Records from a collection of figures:
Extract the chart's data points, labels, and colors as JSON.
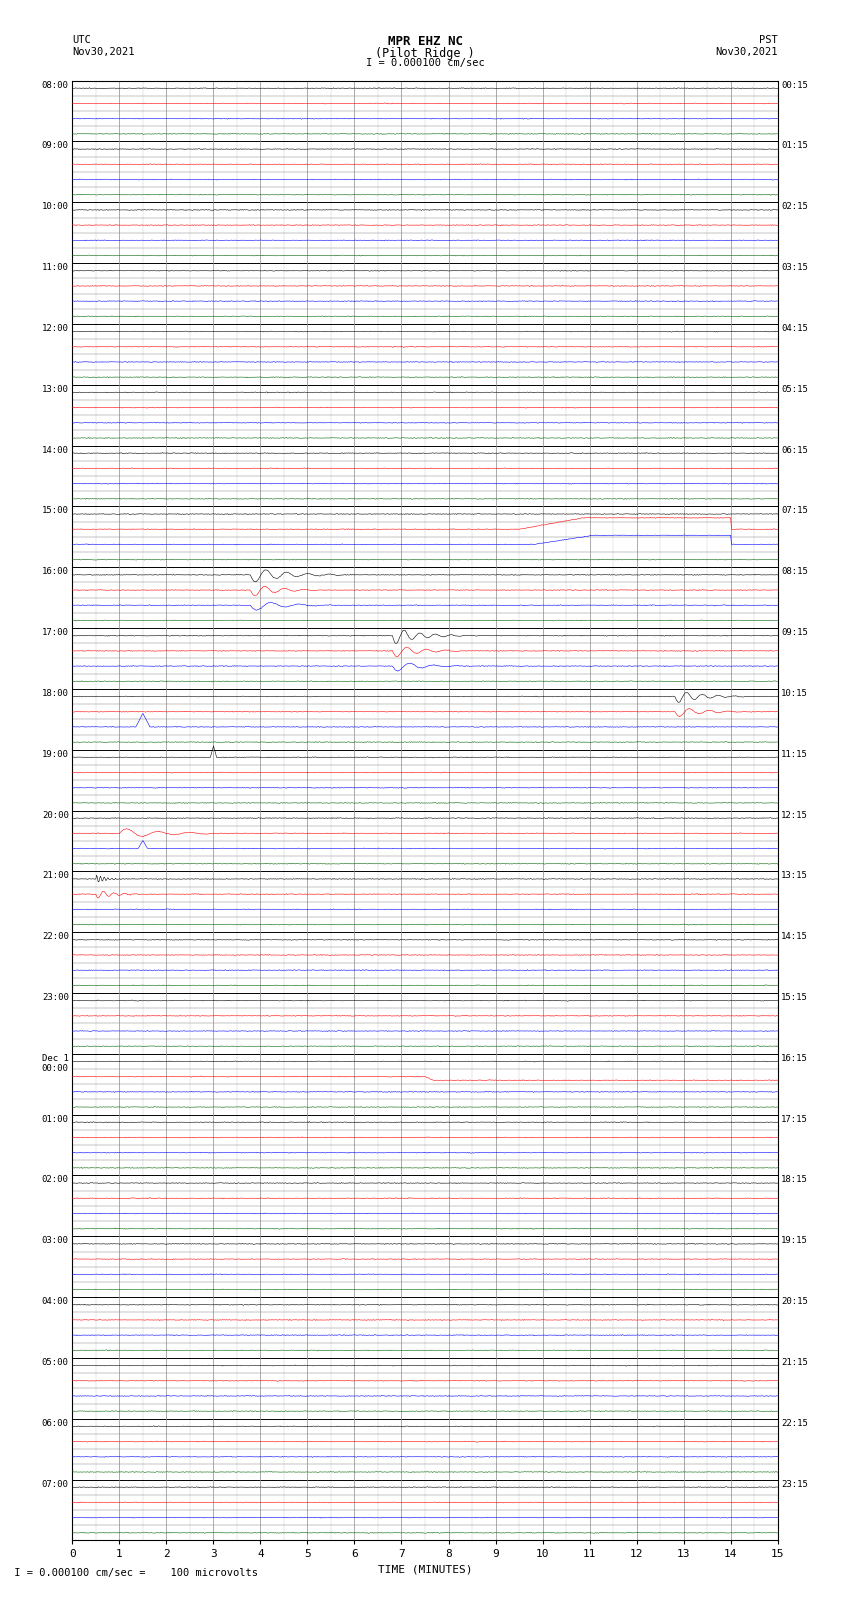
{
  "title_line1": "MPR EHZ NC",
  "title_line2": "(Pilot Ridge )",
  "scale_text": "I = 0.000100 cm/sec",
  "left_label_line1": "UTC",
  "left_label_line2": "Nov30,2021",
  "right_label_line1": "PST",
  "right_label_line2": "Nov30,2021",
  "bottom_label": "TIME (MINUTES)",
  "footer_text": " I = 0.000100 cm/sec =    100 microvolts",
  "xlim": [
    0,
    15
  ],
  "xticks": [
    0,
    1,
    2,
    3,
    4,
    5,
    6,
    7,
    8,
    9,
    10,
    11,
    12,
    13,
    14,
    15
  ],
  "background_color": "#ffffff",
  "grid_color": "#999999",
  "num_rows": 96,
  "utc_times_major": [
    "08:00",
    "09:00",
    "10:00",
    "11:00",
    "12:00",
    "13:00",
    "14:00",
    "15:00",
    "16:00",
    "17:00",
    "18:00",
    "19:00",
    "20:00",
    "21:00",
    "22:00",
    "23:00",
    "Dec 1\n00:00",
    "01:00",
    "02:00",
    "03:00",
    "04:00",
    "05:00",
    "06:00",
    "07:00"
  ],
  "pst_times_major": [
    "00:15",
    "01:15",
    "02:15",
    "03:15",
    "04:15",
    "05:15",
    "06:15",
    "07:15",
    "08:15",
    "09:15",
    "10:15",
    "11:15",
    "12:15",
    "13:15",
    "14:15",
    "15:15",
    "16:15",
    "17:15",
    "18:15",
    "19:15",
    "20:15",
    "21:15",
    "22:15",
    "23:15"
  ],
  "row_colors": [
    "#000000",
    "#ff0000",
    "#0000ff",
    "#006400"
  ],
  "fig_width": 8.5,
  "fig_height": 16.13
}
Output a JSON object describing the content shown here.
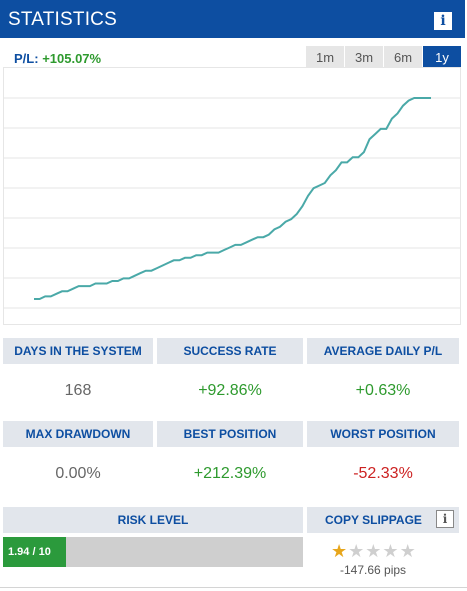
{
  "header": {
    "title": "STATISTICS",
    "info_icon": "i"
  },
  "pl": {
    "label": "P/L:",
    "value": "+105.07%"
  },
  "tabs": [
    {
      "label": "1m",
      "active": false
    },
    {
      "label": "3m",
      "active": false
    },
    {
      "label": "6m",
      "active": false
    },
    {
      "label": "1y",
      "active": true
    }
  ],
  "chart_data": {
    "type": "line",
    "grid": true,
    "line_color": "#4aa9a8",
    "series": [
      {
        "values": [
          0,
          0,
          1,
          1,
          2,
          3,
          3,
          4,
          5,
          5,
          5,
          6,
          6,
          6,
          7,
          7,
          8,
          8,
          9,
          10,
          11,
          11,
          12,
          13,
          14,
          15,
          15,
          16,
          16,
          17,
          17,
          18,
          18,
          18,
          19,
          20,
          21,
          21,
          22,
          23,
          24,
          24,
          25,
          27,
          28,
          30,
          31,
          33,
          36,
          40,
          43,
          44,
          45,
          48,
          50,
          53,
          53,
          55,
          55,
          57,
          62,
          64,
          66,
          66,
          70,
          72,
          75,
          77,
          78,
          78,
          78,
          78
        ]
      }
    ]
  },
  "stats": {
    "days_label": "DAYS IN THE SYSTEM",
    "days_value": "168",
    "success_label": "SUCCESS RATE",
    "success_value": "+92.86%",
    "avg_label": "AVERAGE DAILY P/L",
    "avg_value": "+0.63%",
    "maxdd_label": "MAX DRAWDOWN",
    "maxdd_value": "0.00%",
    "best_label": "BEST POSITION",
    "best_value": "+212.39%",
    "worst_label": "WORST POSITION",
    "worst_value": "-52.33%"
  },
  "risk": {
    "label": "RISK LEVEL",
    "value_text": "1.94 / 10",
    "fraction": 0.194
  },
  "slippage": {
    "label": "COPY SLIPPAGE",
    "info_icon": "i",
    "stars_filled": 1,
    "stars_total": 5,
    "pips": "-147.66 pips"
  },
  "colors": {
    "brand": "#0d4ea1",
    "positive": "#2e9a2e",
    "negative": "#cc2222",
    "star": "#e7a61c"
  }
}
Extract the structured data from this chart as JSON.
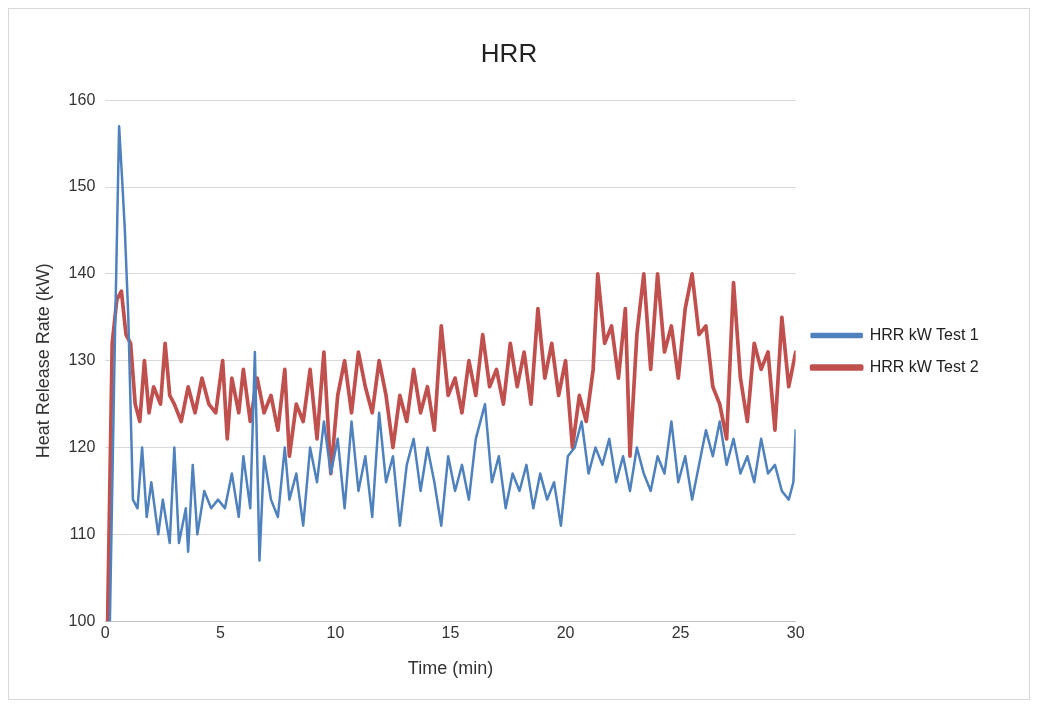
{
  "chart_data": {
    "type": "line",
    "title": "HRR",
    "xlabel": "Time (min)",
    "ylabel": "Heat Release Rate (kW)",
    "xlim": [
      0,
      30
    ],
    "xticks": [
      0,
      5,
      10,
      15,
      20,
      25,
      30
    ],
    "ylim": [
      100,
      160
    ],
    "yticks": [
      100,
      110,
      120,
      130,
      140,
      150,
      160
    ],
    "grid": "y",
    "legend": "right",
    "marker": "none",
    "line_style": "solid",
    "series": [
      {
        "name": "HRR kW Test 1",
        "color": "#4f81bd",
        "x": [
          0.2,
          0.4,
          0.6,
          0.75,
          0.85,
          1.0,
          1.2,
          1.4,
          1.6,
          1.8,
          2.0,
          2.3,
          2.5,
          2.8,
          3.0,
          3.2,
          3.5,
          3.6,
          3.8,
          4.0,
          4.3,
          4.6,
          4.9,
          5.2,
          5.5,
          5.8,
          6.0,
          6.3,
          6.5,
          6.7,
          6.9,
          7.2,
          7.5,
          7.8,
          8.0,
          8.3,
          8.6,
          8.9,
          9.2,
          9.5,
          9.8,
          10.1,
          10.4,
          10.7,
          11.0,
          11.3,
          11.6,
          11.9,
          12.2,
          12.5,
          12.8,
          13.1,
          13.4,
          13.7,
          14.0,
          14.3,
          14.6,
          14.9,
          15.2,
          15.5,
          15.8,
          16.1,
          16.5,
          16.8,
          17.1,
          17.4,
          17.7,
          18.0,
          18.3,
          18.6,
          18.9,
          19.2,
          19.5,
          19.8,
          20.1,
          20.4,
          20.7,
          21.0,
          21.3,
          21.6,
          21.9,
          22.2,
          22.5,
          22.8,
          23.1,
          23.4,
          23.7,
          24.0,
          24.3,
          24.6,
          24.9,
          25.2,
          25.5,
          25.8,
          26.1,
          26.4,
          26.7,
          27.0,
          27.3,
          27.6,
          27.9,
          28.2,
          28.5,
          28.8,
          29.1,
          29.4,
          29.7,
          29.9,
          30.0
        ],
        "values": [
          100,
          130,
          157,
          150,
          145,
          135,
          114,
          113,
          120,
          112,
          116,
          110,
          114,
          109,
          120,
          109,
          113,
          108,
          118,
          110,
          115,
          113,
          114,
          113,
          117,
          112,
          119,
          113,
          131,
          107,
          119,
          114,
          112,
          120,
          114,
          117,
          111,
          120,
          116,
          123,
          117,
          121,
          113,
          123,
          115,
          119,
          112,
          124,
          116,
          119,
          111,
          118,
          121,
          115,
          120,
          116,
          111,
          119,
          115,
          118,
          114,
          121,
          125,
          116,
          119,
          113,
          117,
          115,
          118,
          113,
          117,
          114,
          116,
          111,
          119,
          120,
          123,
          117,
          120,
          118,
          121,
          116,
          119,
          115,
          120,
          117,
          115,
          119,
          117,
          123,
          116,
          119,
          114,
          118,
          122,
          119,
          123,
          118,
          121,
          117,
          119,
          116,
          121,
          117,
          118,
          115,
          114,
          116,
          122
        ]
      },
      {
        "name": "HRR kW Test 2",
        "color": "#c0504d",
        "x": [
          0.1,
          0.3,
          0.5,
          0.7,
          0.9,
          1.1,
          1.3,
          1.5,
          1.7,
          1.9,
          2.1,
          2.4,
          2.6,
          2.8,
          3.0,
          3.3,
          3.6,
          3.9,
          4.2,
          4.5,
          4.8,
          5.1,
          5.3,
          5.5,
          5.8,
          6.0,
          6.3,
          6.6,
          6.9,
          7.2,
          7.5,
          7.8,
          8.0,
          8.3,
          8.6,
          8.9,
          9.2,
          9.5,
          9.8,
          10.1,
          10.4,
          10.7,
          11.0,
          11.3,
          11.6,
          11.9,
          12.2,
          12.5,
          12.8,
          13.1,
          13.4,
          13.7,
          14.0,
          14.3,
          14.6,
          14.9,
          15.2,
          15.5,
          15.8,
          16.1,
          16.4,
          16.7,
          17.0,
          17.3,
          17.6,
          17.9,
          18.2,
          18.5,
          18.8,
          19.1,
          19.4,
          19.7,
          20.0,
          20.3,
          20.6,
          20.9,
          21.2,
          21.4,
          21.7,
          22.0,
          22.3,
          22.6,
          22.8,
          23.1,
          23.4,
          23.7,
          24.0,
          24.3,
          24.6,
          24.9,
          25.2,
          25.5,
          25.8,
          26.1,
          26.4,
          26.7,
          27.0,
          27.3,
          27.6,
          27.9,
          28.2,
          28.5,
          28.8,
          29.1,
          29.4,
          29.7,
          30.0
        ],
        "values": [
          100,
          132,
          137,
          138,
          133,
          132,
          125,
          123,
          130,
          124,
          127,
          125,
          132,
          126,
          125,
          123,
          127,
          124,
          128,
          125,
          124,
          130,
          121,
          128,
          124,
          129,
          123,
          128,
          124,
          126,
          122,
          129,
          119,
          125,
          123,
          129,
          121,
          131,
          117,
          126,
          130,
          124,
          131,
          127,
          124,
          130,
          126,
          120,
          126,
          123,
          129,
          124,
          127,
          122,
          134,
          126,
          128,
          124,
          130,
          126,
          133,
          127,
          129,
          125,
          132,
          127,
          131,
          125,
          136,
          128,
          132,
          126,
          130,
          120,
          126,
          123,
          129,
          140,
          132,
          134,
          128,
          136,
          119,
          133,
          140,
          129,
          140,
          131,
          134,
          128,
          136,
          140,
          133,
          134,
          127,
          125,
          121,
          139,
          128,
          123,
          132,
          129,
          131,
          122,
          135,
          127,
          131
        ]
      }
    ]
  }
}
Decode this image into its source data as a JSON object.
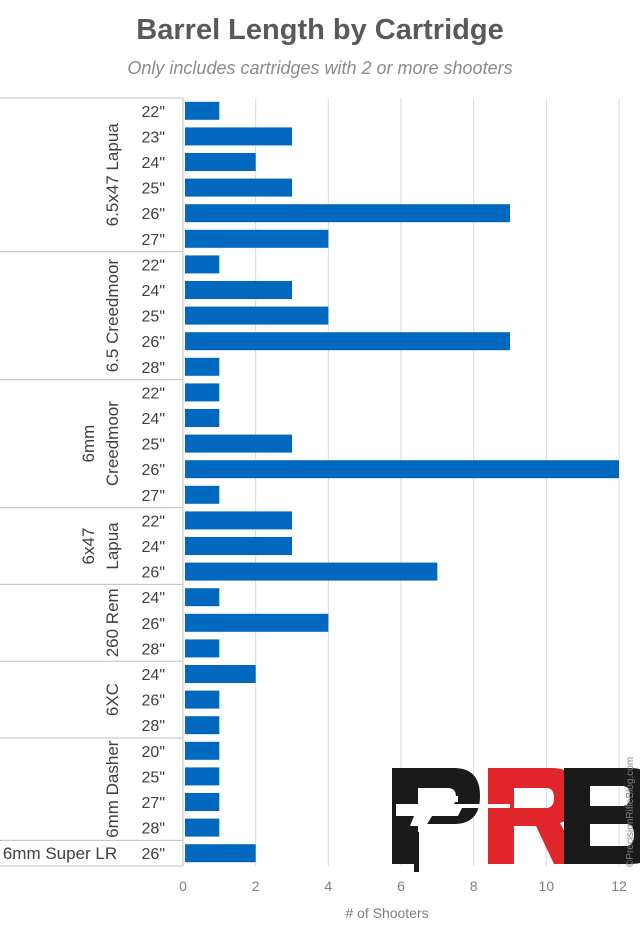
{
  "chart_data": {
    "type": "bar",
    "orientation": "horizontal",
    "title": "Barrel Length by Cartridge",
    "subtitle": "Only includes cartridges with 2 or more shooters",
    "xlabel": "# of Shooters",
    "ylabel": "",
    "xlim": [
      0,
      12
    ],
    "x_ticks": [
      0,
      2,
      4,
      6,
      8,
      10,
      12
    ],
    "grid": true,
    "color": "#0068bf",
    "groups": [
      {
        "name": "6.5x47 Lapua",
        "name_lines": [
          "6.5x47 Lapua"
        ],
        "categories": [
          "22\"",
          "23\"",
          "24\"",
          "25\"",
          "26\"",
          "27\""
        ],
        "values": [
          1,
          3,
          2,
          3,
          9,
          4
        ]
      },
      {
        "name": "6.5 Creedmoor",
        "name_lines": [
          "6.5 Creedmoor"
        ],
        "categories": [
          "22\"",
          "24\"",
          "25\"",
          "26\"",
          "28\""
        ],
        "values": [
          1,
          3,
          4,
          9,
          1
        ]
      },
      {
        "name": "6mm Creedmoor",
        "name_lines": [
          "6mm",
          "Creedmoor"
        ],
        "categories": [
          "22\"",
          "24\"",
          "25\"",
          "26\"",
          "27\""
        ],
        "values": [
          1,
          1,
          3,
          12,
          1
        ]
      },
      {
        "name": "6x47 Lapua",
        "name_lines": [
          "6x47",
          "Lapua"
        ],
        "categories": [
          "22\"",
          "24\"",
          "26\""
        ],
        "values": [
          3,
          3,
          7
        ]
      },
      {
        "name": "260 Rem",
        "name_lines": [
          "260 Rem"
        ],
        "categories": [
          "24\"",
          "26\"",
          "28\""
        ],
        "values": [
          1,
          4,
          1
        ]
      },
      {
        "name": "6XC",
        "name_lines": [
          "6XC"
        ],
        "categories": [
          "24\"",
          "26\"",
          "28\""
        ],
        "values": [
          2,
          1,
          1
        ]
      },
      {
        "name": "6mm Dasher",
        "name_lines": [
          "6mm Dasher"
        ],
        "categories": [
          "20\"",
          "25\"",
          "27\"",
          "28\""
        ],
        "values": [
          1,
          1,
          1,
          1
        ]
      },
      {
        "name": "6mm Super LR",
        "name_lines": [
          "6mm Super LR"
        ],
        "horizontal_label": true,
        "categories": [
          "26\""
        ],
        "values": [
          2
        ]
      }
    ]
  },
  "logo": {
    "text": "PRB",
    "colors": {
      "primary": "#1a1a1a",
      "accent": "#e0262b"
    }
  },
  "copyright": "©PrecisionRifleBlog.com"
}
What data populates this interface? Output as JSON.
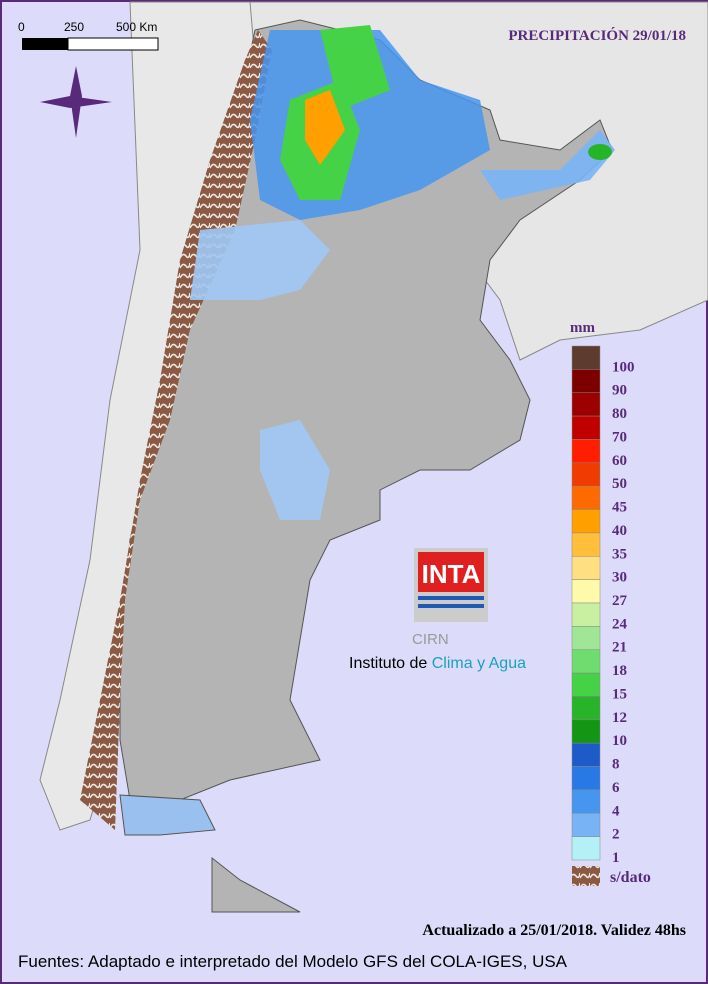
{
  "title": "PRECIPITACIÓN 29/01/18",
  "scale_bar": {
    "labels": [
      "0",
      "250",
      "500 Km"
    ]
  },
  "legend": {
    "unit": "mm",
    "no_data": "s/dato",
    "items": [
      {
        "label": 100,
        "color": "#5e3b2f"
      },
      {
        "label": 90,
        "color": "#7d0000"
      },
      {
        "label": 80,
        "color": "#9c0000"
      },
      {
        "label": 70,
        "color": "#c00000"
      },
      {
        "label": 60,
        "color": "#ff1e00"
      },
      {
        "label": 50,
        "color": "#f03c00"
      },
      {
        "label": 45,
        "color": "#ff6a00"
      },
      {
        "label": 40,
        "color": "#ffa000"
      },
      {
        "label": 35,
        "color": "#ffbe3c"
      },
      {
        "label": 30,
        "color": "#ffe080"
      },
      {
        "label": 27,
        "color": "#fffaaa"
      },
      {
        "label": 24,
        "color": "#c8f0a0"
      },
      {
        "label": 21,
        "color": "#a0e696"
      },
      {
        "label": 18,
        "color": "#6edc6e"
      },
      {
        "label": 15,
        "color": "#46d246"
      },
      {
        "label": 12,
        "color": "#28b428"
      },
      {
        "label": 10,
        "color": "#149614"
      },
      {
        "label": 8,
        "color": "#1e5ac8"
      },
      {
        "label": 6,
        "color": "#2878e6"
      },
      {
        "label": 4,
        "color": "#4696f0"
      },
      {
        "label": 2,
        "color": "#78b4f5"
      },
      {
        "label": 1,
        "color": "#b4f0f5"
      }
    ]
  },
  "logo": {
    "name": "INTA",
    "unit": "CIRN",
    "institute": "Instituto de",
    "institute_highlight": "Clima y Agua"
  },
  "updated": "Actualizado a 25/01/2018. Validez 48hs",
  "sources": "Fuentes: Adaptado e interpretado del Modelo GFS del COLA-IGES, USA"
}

▶ _WHAT IS EXPECTED_
Check every line of the entries above for the word "Creedmoor" and report how many lines contain it, giving the number only.

▶ _ANSWER TO THIS EXERCISE_
4